**EXERCISE PROMPT**
Extract all lines containing "pore".
=== DATA SECTION ===
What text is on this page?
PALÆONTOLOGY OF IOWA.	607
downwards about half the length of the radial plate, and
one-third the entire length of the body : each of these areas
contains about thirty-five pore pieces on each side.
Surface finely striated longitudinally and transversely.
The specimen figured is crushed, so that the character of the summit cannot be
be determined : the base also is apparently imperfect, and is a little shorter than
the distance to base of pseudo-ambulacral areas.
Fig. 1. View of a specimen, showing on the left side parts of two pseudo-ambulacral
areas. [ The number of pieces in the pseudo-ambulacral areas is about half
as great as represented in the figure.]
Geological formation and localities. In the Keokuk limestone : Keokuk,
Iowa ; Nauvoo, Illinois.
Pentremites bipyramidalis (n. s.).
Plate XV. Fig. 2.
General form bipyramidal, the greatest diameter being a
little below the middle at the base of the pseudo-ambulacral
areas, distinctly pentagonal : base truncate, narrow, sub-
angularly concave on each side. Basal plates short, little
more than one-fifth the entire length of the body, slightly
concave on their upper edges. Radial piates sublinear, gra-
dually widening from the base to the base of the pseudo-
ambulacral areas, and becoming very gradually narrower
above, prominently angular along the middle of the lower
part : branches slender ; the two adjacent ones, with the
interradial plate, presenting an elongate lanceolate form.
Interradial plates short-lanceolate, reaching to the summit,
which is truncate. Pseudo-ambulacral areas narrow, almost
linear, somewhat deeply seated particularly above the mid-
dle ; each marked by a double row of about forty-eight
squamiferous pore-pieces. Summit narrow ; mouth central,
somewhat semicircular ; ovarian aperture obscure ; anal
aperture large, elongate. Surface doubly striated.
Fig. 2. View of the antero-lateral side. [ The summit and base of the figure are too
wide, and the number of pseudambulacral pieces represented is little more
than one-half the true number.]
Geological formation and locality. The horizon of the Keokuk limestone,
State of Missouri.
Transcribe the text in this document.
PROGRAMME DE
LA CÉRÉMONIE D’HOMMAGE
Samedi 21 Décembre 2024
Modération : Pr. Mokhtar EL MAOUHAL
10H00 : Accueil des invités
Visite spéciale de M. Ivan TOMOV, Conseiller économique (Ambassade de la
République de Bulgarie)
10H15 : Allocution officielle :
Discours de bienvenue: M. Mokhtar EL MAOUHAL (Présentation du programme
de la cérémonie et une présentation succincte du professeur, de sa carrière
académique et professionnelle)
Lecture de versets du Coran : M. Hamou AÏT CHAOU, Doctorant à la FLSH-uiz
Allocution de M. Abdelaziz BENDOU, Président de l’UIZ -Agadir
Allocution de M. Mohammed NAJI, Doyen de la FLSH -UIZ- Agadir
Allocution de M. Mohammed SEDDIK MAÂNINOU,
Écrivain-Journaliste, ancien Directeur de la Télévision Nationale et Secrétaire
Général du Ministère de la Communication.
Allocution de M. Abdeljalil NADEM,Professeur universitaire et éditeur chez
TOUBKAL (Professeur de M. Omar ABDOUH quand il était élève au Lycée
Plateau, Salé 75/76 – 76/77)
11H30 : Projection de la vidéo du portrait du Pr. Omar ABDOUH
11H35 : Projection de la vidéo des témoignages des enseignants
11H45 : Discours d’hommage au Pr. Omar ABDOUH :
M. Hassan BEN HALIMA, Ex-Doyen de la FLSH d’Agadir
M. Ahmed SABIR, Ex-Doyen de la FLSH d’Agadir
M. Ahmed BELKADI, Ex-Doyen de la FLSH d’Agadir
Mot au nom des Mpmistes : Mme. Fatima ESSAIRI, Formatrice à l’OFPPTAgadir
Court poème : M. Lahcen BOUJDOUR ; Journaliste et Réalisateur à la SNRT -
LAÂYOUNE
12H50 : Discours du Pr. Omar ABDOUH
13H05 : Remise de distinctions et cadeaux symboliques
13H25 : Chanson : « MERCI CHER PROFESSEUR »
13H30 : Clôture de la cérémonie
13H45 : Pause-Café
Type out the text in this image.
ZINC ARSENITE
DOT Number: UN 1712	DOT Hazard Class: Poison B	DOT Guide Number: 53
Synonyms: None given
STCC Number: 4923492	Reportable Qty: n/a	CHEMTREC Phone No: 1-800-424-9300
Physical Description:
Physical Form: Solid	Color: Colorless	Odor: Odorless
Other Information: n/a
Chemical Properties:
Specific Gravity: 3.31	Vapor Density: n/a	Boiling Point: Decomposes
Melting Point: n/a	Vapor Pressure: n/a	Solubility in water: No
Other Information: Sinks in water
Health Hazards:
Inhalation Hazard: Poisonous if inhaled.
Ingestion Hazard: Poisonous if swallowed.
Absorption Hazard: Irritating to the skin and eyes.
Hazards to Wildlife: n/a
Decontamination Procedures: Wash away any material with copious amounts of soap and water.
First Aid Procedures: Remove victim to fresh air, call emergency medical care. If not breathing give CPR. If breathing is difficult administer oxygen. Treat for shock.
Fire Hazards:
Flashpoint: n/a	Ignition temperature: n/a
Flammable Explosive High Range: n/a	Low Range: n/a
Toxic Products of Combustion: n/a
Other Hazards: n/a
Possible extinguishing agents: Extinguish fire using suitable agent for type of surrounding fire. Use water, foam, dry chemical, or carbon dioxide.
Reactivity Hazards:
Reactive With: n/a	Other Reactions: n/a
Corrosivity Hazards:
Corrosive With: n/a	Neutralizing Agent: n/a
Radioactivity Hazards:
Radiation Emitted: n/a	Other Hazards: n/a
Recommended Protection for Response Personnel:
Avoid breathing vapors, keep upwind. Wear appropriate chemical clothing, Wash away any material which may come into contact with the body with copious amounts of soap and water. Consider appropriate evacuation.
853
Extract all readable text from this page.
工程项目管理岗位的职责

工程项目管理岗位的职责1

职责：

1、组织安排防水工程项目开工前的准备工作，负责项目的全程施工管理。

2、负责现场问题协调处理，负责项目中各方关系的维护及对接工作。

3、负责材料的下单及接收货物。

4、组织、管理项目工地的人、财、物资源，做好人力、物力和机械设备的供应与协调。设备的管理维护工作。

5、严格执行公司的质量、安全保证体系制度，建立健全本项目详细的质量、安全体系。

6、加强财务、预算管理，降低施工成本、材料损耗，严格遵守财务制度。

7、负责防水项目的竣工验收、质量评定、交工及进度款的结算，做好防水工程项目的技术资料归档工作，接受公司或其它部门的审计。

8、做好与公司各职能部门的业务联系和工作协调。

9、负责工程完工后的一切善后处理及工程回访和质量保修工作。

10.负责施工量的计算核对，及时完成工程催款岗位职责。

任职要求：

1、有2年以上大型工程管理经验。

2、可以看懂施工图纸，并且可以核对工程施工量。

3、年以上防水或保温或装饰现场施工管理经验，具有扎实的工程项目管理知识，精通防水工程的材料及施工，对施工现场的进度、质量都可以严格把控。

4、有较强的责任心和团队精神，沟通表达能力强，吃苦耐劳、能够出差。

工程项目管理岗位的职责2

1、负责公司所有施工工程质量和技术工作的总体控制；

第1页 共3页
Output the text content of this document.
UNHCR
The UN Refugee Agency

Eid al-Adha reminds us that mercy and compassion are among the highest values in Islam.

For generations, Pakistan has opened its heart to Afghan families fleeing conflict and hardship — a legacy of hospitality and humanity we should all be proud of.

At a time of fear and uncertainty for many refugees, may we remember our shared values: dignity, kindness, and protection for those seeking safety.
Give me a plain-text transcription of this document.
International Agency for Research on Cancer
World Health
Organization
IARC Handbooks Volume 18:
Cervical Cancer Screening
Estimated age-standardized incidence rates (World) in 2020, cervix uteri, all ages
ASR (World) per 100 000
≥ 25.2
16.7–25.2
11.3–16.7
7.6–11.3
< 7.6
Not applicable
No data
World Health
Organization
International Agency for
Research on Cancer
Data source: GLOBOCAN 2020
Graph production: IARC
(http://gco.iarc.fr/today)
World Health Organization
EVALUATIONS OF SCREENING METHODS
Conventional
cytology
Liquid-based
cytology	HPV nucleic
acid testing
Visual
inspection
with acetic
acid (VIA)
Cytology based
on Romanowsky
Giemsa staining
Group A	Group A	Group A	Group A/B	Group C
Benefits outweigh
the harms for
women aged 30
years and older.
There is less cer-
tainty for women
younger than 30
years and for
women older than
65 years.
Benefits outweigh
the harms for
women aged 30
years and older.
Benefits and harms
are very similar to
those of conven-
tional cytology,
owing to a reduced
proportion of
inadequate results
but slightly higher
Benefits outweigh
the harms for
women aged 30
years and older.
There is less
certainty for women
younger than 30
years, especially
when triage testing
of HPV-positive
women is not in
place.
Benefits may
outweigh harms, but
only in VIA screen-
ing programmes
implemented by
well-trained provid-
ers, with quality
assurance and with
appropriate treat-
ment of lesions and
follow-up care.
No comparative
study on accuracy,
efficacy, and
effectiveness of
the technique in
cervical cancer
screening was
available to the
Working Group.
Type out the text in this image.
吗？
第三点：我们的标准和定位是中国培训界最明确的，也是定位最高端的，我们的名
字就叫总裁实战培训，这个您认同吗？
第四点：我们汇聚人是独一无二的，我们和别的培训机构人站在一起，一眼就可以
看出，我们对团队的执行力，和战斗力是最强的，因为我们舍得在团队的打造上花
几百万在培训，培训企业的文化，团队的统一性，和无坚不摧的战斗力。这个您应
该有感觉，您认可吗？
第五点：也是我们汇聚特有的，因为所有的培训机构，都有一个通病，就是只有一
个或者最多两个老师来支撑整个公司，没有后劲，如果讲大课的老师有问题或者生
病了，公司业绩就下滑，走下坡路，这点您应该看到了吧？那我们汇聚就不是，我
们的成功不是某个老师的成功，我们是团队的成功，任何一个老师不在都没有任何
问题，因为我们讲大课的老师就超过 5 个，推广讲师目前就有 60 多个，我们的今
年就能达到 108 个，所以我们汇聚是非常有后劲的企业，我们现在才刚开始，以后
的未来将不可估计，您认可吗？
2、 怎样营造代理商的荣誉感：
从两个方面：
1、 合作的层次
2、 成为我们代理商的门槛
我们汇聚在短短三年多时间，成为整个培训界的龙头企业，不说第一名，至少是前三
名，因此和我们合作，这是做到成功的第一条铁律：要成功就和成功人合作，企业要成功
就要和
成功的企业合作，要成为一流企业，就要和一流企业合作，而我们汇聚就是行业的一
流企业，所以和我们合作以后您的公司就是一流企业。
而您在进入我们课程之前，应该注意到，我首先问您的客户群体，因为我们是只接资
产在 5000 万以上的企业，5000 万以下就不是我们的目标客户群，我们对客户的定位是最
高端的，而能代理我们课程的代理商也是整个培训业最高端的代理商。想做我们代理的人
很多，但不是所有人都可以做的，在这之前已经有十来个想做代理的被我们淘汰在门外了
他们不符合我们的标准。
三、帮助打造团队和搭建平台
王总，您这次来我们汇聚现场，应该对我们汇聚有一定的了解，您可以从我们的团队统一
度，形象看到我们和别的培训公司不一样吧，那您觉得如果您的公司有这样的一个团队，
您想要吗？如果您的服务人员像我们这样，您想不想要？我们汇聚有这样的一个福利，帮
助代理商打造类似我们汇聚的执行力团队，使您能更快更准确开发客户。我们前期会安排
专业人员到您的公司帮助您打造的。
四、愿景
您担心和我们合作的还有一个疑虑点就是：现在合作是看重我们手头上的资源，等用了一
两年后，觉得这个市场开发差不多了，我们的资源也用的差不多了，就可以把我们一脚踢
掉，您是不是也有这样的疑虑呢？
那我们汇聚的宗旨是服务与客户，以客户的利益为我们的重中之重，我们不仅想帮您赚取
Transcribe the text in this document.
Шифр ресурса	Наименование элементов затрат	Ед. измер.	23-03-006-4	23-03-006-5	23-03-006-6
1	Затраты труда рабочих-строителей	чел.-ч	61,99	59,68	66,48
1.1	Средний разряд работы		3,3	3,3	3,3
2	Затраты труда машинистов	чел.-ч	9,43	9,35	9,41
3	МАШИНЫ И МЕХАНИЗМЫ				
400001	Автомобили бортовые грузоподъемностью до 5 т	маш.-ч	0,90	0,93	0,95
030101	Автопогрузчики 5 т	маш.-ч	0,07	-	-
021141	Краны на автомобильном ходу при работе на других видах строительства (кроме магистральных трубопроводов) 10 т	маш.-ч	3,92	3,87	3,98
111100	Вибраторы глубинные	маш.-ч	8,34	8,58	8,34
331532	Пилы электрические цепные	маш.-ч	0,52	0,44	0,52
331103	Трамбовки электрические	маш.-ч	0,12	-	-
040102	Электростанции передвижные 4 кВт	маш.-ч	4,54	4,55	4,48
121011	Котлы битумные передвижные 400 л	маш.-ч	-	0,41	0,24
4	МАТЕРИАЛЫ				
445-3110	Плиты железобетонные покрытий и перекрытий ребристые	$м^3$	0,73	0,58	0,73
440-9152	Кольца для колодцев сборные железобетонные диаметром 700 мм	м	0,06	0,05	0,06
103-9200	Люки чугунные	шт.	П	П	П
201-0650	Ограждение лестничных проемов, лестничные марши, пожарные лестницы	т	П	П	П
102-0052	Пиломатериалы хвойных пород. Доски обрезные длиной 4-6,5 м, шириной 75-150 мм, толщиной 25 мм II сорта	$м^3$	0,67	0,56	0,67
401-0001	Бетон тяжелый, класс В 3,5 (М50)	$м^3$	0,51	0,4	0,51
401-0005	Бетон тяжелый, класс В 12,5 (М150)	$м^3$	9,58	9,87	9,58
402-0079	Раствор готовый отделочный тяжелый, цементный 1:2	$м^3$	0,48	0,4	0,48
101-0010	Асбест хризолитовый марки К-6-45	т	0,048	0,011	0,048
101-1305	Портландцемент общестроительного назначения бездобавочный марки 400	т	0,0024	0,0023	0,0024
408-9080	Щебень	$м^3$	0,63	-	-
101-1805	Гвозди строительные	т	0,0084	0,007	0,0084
===
**OUTPUT OF THE TASK**
contains about thirty-five pore pieces on each side.
squamiferous pore-pieces. Summit narrow ; mouth central,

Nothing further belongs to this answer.